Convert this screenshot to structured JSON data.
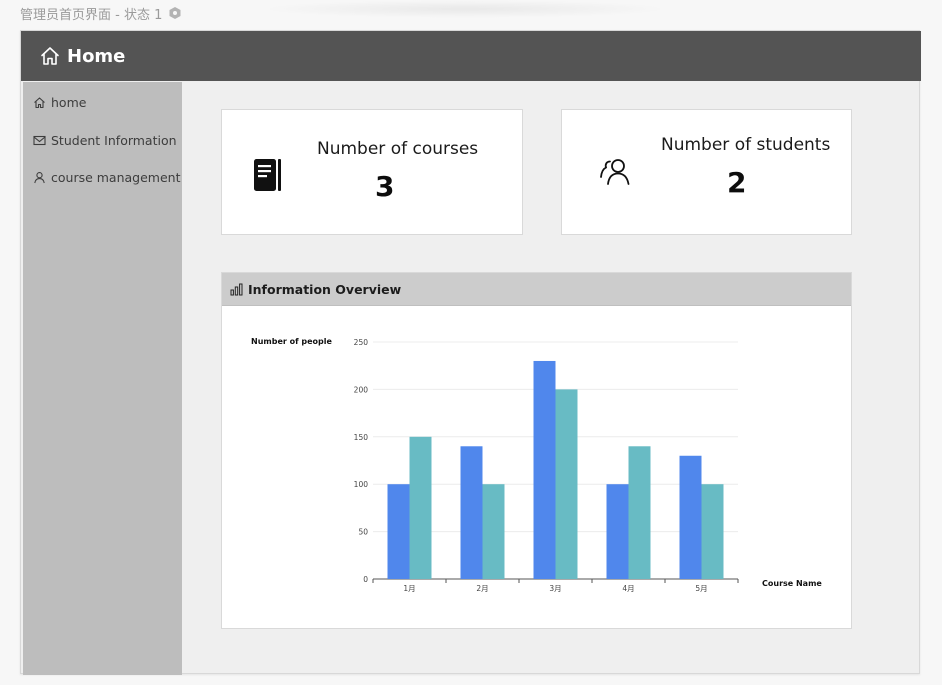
{
  "page": {
    "title": "管理员首页界面 - 状态 1"
  },
  "header": {
    "title": "Home",
    "icon": "home-icon"
  },
  "sidebar": {
    "items": [
      {
        "label": "home",
        "icon": "home-icon"
      },
      {
        "label": "Student Information",
        "icon": "mail-icon"
      },
      {
        "label": "course management",
        "icon": "user-icon"
      }
    ]
  },
  "stats": {
    "courses": {
      "label": "Number of courses",
      "value": "3",
      "icon": "book-icon"
    },
    "students": {
      "label": "Number of students",
      "value": "2",
      "icon": "users-icon"
    }
  },
  "overview": {
    "title": "Information Overview",
    "icon": "bar-chart-icon"
  },
  "colors": {
    "header_bg": "#545454",
    "sidebar_bg": "#bdbdbd",
    "series_1": "#5087ec",
    "series_2": "#68bbc4"
  },
  "chart_data": {
    "type": "bar",
    "categories": [
      "1月",
      "2月",
      "3月",
      "4月",
      "5月"
    ],
    "series": [
      {
        "values": [
          100,
          140,
          230,
          100,
          130
        ]
      },
      {
        "values": [
          150,
          100,
          200,
          140,
          100
        ]
      }
    ],
    "ylabel": "Number of people",
    "xlabel": "Course Name",
    "ylim": [
      0,
      250
    ],
    "yticks": [
      0,
      50,
      100,
      150,
      200,
      250
    ],
    "grid": true
  }
}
⁂
• _Problem statement_
Using the records above, gather all lines where the string "Information" is present.

• _Solution below_
        "label": "Student Information",
    "title": "Information Overview",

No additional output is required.